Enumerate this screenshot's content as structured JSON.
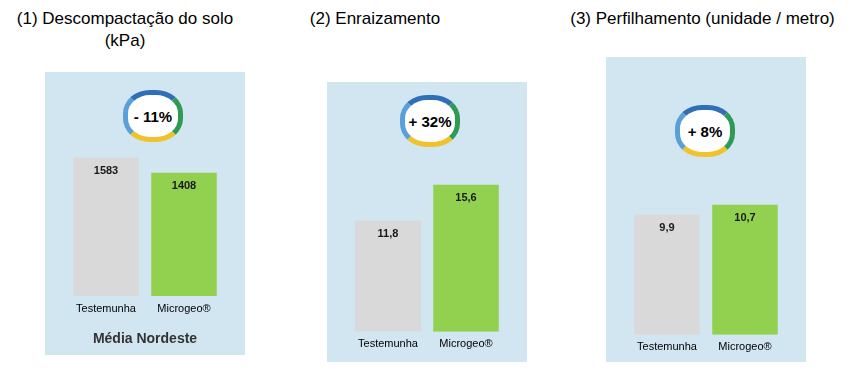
{
  "chart_data": [
    {
      "type": "bar",
      "title": "(1) Descompactação do solo (kPa)",
      "annotation": "- 11%",
      "xlabel": "Média Nordeste",
      "categories": [
        "Testemunha",
        "Microgeo®"
      ],
      "values": [
        1583,
        1408
      ],
      "colors": [
        "#d9d9d9",
        "#92d050"
      ],
      "data_labels": true,
      "tick_labels": "x",
      "grid": false
    },
    {
      "type": "bar",
      "title": "(2) Enraizamento",
      "annotation": "+ 32%",
      "categories": [
        "Testemunha",
        "Microgeo®"
      ],
      "values": [
        11.8,
        15.6
      ],
      "value_labels": [
        "11,8",
        "15,6"
      ],
      "colors": [
        "#d9d9d9",
        "#92d050"
      ],
      "data_labels": true,
      "tick_labels": "x",
      "grid": false
    },
    {
      "type": "bar",
      "title": "(3) Perfilhamento (unidade / metro)",
      "annotation": "+ 8%",
      "categories": [
        "Testemunha",
        "Microgeo®"
      ],
      "values": [
        9.9,
        10.7
      ],
      "value_labels": [
        "9,9",
        "10,7"
      ],
      "colors": [
        "#d9d9d9",
        "#92d050"
      ],
      "data_labels": true,
      "tick_labels": "x",
      "grid": false
    }
  ]
}
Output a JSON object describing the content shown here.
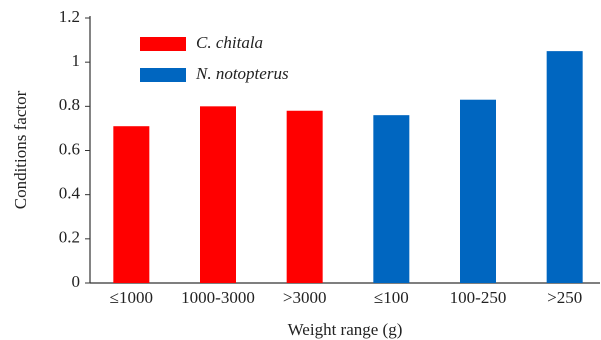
{
  "chart_data": {
    "type": "bar",
    "x_label": "Weight range (g)",
    "y_label": "Conditions factor",
    "categories": [
      "≤1000",
      "1000-3000",
      ">3000",
      "≤100",
      "100-250",
      ">250"
    ],
    "series": [
      {
        "name": "C. chitala",
        "color": "#ff0000",
        "values": [
          0.71,
          0.8,
          0.78,
          null,
          null,
          null
        ]
      },
      {
        "name": "N. notopterus",
        "color": "#0066c0",
        "values": [
          null,
          null,
          null,
          0.76,
          0.83,
          1.05
        ]
      }
    ],
    "ylim": [
      0,
      1.2
    ],
    "yticks": [
      0,
      0.2,
      0.4,
      0.6,
      0.8,
      1,
      1.2
    ],
    "grid": false,
    "legend": "top-left"
  }
}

Goal: Extract, character for character, every line from the one that holds "Output a JSON" through the end of the entries above. Include both boundary lines and no pictures.

Answer to this problem:
Output a JSON object describing the content shown here.
{
  "chart_data": {
    "type": "bar",
    "x_label": "Weight range (g)",
    "y_label": "Conditions factor",
    "categories": [
      "≤1000",
      "1000-3000",
      ">3000",
      "≤100",
      "100-250",
      ">250"
    ],
    "series": [
      {
        "name": "C. chitala",
        "color": "#ff0000",
        "values": [
          0.71,
          0.8,
          0.78,
          null,
          null,
          null
        ]
      },
      {
        "name": "N. notopterus",
        "color": "#0066c0",
        "values": [
          null,
          null,
          null,
          0.76,
          0.83,
          1.05
        ]
      }
    ],
    "ylim": [
      0,
      1.2
    ],
    "yticks": [
      0,
      0.2,
      0.4,
      0.6,
      0.8,
      1,
      1.2
    ],
    "grid": false,
    "legend": "top-left"
  }
}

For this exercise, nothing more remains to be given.